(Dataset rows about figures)
^^^^^^^^^^^^^^^^
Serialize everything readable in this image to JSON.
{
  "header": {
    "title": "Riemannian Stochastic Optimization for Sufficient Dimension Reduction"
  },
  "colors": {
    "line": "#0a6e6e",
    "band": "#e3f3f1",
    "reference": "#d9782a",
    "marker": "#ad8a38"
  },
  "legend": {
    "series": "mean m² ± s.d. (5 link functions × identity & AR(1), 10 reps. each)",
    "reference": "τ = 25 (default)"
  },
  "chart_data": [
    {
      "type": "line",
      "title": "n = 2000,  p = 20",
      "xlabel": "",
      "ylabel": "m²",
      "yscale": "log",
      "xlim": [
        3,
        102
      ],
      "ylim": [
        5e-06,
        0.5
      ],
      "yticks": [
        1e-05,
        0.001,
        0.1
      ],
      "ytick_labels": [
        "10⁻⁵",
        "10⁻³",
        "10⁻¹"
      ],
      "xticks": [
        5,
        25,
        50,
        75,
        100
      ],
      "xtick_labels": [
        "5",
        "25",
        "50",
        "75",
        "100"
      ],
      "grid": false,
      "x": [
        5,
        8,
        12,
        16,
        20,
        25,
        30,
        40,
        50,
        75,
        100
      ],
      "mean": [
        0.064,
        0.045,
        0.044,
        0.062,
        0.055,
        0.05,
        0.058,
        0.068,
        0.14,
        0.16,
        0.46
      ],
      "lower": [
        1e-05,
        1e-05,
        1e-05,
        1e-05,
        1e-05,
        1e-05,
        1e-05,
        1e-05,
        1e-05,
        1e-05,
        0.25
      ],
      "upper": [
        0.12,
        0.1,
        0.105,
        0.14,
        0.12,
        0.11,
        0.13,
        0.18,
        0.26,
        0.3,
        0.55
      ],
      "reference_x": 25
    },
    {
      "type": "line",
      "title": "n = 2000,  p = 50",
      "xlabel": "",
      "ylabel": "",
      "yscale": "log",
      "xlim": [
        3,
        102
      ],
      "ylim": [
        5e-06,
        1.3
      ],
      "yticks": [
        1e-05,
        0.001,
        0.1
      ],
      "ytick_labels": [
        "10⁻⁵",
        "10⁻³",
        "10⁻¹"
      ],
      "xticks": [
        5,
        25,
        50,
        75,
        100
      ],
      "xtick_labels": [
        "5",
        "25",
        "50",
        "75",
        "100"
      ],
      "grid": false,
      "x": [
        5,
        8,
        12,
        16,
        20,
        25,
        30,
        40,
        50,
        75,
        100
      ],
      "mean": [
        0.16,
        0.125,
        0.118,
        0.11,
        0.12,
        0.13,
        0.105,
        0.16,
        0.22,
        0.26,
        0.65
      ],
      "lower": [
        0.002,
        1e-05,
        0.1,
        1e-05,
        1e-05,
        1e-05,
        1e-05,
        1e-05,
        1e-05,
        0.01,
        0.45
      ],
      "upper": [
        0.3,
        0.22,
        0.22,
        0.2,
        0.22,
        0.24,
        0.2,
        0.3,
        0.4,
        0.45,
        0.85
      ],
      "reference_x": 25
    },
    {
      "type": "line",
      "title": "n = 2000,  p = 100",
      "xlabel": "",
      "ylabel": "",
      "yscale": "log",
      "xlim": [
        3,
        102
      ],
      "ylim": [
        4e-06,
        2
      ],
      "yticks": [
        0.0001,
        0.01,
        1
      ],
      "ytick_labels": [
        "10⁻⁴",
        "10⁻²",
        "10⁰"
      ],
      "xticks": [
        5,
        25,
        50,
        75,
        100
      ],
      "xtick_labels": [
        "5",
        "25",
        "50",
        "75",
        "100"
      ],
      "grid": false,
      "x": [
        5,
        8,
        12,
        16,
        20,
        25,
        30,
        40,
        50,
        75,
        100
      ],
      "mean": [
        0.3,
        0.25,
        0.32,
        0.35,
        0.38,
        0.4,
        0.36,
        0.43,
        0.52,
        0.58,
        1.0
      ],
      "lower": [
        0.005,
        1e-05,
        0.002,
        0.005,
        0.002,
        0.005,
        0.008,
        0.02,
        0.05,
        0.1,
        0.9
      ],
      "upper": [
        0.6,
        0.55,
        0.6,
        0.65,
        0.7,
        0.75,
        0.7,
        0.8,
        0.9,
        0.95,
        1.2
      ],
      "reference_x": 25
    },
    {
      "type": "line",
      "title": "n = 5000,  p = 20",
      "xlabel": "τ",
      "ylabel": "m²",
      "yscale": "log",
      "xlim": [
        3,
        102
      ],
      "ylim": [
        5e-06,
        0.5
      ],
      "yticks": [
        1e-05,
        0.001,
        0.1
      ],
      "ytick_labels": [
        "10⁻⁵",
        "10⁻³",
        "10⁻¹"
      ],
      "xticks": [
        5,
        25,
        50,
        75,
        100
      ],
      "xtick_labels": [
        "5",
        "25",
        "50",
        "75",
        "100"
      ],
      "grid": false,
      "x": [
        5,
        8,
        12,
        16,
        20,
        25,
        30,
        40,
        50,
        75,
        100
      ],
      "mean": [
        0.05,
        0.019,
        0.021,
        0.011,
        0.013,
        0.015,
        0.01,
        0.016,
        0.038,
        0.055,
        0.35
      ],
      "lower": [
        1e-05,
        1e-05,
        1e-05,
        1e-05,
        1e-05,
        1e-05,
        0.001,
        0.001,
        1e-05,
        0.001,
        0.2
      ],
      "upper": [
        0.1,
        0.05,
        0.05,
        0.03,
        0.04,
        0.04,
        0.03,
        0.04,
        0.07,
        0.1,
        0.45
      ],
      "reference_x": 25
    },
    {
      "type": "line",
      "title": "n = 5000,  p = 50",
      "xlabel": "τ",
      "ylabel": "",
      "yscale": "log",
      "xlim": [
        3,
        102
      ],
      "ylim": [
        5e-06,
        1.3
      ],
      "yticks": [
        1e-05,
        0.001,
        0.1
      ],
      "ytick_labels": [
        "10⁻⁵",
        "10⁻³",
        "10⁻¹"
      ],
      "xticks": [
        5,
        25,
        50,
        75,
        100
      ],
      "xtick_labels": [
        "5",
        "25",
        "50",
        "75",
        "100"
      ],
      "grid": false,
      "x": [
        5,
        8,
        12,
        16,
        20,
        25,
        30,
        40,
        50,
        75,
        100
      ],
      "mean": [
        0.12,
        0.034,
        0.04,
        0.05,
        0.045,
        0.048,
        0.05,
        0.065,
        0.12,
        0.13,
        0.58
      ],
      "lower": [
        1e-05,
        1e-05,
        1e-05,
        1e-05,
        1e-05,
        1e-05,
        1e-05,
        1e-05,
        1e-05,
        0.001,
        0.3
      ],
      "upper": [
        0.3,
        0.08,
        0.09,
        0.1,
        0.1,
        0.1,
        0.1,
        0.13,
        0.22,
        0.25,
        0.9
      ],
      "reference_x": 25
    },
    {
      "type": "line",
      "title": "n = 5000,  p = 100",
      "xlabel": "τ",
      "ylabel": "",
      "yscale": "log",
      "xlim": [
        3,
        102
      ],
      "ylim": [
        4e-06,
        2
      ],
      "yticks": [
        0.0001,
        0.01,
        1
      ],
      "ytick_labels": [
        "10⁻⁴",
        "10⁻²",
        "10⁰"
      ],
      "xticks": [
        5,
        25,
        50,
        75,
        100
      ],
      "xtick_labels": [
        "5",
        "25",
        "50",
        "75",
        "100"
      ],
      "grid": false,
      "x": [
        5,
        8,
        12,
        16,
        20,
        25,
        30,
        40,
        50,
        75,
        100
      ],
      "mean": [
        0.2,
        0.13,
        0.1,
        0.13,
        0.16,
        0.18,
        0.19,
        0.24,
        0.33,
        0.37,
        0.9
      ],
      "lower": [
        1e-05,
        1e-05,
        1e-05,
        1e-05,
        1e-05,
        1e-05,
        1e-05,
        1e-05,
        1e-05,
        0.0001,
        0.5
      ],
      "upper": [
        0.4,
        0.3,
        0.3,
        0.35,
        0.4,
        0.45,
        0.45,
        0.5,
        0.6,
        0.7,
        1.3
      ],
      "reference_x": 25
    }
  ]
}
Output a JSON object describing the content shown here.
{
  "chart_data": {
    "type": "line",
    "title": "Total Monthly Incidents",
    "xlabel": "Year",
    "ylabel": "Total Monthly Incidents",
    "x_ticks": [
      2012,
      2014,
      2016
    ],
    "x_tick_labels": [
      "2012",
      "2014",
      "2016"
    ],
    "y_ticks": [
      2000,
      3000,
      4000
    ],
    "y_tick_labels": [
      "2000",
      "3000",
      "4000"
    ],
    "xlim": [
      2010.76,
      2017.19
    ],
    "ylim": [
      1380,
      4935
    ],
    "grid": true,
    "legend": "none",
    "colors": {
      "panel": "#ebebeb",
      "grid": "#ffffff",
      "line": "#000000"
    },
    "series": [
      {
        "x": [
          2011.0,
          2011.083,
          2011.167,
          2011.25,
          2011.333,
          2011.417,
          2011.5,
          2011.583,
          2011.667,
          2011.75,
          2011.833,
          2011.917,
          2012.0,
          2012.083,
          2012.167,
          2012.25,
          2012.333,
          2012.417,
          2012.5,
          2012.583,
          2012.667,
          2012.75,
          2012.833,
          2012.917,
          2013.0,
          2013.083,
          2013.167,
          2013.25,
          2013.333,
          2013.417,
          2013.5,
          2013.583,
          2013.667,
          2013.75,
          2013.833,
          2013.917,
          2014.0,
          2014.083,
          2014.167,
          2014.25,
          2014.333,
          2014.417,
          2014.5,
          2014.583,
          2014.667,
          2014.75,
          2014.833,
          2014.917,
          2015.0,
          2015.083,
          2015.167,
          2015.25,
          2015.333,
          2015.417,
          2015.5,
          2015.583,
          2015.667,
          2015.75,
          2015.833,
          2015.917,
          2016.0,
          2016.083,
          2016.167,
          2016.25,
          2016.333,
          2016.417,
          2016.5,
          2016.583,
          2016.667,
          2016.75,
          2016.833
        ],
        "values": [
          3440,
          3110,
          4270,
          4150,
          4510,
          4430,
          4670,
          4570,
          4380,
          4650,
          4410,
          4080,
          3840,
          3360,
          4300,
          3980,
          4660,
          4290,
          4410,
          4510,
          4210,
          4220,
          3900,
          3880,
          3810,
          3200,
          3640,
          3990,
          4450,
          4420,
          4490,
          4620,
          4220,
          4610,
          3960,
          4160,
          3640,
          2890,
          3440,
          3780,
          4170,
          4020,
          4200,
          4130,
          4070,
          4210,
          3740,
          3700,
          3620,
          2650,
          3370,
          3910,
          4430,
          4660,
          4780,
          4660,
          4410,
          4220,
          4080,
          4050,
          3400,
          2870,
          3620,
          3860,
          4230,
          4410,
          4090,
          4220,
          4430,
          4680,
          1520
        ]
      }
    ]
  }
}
^^^^^^^^^^^^^^^^
- [Requirements]
State how many lines include the string "series", and nothing more.

- [Task result]
2